# WORK TO COMPLETE
Scan the listing below and copy every line holding "Shutter".

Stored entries
_ _ _ _ _ _ _

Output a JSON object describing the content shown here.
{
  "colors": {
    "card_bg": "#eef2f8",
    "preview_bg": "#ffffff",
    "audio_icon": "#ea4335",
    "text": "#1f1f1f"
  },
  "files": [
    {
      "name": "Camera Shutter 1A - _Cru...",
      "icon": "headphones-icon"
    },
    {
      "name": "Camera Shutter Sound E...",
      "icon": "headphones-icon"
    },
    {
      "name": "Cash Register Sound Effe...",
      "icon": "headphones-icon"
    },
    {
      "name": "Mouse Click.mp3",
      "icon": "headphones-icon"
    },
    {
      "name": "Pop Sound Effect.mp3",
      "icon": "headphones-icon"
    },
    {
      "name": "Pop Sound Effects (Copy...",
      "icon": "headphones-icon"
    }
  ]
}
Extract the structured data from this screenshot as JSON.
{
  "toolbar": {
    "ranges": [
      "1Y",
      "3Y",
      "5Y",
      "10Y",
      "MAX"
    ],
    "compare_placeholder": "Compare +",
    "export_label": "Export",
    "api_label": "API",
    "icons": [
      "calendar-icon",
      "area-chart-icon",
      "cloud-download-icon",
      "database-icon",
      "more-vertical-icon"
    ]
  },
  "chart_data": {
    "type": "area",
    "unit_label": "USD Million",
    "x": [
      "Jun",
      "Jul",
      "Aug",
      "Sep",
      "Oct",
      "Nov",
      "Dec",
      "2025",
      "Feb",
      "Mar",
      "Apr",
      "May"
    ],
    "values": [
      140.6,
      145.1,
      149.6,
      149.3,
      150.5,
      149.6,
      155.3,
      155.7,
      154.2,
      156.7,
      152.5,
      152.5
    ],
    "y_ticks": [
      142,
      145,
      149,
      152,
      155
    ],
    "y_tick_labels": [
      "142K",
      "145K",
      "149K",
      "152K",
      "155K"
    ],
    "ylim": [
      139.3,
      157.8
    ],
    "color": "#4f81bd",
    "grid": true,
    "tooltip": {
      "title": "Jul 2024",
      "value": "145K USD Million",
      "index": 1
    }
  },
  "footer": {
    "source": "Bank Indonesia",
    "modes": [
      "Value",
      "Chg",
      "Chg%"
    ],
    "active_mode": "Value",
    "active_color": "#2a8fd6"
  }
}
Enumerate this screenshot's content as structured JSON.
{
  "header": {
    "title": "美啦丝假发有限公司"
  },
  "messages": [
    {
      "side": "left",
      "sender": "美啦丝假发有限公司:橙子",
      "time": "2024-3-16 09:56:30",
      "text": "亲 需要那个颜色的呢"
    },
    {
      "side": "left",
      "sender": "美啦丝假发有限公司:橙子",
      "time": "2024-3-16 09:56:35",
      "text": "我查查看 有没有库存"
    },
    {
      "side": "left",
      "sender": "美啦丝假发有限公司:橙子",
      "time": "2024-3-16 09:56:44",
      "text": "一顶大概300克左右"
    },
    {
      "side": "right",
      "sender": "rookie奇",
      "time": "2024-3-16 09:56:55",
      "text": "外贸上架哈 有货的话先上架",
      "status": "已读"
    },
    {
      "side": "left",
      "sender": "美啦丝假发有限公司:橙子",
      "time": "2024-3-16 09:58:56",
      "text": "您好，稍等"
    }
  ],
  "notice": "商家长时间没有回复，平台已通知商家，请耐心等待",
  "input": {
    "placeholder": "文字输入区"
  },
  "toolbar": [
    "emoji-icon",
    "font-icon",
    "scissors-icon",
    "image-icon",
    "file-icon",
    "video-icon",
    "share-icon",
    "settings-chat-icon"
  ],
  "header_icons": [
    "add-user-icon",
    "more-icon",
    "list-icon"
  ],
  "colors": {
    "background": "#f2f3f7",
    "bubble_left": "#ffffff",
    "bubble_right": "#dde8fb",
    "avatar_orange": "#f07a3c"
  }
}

_ _ _ _ _ _ _

# OUTPUT FOR THIS EXERCISE
      "name": "Camera Shutter 1A - _Cru...",
      "name": "Camera Shutter Sound E...",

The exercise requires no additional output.